▶ [What this task involves]
Give the number of lines that contain the string "Tonn", please, and nothing else.

▶ [Data to use]
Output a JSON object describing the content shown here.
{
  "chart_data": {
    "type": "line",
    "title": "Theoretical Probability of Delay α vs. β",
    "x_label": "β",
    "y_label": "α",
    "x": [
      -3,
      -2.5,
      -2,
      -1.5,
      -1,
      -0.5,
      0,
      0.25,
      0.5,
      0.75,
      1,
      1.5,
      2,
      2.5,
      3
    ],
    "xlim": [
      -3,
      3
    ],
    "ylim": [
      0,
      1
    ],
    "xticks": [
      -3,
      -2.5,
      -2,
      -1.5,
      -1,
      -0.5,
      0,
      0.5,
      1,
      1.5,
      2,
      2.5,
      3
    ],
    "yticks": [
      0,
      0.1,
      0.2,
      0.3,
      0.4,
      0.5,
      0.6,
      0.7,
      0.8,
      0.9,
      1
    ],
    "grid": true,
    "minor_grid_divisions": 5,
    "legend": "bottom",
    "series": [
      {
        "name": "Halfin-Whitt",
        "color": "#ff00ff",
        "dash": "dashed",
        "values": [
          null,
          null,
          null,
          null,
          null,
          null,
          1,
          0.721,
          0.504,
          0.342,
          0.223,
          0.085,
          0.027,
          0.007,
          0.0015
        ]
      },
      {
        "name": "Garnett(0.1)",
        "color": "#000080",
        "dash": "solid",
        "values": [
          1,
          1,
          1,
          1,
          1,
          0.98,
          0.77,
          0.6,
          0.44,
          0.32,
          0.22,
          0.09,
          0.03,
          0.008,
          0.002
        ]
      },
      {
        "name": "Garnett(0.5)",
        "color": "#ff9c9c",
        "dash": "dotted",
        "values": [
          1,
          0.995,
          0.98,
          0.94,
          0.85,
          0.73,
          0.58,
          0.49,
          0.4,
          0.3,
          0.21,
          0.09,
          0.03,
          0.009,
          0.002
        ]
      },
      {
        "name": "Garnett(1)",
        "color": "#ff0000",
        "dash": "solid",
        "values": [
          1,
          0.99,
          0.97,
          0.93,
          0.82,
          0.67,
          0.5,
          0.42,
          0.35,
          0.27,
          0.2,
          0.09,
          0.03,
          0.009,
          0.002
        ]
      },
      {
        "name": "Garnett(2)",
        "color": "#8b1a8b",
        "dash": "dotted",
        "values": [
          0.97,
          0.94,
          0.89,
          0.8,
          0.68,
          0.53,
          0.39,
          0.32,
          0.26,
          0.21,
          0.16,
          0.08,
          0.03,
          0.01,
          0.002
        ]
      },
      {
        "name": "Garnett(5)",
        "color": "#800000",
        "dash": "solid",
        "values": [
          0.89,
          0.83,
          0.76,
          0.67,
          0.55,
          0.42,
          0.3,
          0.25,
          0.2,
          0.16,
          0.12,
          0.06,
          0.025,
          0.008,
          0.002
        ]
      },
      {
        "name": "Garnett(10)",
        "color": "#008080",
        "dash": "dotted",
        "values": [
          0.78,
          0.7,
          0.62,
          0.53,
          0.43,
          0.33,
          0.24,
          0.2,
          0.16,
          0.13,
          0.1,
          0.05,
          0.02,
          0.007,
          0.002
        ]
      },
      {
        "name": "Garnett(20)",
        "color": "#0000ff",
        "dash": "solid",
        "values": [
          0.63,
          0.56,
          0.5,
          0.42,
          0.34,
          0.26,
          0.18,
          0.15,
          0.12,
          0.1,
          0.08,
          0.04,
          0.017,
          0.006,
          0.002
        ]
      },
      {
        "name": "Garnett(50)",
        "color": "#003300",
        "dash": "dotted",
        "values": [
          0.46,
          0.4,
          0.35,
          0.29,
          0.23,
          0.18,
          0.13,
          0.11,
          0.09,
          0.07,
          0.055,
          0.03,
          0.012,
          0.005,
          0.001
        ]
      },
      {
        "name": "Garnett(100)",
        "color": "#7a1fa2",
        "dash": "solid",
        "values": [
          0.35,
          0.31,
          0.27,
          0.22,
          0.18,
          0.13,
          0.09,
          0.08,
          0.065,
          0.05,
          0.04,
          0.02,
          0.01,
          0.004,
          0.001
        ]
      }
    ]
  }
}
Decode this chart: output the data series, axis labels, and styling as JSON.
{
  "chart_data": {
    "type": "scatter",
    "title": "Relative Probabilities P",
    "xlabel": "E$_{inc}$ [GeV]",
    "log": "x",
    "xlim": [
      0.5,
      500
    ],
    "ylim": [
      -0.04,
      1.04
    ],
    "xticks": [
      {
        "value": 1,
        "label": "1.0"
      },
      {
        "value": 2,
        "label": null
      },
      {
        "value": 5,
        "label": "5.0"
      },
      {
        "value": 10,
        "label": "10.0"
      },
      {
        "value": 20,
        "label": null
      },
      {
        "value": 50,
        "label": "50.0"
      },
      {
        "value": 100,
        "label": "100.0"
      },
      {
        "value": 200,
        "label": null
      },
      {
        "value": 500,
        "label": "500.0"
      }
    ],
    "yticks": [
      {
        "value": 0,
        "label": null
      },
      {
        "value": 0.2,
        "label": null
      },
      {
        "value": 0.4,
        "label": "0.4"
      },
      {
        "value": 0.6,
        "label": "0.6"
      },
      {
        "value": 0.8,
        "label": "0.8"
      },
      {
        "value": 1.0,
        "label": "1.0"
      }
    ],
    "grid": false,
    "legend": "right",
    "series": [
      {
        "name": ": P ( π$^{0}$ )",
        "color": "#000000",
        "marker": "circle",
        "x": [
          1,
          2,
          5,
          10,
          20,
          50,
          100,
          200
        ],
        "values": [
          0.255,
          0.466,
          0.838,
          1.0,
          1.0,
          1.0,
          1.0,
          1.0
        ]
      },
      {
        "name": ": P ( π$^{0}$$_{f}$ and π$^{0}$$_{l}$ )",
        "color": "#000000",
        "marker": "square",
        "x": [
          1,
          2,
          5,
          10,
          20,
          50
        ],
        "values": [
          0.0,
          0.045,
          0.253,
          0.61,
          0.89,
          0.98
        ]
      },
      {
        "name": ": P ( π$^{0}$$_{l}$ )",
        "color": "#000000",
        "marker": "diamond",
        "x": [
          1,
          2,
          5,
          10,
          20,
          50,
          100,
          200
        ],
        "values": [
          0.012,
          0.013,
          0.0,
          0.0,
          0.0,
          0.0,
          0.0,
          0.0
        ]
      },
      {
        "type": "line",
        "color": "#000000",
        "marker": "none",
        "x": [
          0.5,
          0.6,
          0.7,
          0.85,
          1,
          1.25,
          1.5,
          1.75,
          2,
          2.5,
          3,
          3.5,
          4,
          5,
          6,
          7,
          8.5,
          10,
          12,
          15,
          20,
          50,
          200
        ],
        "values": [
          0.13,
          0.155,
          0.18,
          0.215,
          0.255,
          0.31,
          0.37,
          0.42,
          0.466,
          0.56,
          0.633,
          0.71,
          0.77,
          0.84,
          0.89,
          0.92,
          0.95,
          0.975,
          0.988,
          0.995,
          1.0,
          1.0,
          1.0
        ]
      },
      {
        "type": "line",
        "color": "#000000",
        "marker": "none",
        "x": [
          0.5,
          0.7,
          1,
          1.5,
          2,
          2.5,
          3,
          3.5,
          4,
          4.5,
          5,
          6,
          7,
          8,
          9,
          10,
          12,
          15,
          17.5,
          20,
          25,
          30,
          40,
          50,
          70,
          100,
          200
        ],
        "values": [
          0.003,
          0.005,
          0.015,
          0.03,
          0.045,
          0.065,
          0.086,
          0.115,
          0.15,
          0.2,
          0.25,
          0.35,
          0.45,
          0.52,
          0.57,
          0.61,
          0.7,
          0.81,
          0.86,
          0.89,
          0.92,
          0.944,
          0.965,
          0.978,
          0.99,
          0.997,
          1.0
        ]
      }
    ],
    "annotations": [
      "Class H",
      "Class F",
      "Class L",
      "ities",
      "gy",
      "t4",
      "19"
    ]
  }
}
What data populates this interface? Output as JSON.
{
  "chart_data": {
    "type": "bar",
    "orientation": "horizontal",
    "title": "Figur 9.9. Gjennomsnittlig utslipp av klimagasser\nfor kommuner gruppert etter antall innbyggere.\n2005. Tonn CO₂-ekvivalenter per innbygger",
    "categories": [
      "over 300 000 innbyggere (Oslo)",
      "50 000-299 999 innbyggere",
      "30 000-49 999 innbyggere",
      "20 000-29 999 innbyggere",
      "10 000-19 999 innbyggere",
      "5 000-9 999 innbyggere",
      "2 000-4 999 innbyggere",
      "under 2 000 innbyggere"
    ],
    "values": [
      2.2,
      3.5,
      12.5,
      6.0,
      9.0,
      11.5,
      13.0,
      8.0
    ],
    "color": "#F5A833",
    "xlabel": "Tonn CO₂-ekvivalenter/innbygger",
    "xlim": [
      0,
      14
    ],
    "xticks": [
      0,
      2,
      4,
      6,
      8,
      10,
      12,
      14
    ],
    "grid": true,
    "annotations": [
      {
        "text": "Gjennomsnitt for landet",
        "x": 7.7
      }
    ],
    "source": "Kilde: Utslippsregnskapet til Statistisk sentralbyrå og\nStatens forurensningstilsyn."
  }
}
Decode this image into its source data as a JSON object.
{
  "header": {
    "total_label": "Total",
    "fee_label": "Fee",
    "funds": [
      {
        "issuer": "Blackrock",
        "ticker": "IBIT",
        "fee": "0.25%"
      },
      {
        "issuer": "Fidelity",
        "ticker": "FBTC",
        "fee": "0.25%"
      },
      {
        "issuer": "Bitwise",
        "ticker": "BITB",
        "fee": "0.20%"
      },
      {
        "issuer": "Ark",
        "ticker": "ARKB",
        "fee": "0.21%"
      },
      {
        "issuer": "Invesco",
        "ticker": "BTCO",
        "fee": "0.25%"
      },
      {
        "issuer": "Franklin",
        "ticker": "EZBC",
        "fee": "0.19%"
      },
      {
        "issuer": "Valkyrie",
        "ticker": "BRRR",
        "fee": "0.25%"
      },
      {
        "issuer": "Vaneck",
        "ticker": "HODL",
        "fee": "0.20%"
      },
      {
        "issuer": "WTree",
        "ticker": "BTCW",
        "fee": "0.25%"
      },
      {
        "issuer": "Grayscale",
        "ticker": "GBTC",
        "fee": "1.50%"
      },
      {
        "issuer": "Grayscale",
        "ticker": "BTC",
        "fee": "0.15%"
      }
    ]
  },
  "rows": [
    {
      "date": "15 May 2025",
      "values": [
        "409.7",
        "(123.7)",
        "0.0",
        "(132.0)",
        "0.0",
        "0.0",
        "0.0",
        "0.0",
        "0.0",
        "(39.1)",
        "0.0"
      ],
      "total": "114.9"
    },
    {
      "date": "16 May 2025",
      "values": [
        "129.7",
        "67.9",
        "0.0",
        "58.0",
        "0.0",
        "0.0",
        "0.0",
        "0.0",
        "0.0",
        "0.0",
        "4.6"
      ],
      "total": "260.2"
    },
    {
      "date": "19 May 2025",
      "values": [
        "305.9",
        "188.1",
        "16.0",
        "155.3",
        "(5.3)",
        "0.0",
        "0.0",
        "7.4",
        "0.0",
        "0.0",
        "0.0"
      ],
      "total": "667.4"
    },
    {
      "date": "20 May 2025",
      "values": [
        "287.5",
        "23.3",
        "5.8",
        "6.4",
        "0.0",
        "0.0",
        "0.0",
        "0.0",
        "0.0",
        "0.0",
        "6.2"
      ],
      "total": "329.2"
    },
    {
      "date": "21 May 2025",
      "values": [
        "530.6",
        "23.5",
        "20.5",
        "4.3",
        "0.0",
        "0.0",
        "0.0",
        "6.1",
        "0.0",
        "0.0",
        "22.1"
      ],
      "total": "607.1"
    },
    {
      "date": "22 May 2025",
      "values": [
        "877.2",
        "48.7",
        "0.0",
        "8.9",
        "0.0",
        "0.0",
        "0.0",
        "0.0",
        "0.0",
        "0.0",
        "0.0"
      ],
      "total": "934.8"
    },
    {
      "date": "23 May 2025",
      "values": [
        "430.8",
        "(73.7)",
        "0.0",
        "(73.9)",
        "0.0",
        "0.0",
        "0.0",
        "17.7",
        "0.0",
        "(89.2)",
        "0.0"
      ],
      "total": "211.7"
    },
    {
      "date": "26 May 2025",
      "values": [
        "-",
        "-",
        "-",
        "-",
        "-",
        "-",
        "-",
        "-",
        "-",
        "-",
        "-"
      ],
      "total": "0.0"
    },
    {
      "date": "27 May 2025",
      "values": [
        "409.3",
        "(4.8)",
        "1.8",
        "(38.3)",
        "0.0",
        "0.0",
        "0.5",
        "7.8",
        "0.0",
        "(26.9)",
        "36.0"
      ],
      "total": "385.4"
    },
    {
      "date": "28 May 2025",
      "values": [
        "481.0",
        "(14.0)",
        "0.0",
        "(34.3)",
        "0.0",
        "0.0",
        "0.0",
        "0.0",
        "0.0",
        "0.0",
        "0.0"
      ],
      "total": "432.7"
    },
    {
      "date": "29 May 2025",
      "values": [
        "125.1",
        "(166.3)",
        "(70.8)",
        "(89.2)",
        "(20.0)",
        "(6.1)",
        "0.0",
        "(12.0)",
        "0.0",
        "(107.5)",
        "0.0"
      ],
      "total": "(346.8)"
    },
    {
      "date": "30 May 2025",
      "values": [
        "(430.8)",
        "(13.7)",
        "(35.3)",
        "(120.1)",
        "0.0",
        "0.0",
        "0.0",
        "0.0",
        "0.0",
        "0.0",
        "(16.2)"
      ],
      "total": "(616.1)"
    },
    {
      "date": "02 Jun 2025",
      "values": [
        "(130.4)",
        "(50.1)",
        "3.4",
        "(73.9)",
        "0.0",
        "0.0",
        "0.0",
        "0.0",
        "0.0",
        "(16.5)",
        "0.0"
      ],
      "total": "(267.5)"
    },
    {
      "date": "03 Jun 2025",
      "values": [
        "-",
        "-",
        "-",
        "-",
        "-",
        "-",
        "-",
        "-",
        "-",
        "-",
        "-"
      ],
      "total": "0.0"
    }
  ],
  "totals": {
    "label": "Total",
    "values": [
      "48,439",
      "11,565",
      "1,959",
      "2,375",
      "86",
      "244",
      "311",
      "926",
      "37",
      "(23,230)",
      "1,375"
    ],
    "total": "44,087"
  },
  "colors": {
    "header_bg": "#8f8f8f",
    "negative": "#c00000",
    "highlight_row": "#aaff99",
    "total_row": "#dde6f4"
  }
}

▶ [Full answer]
2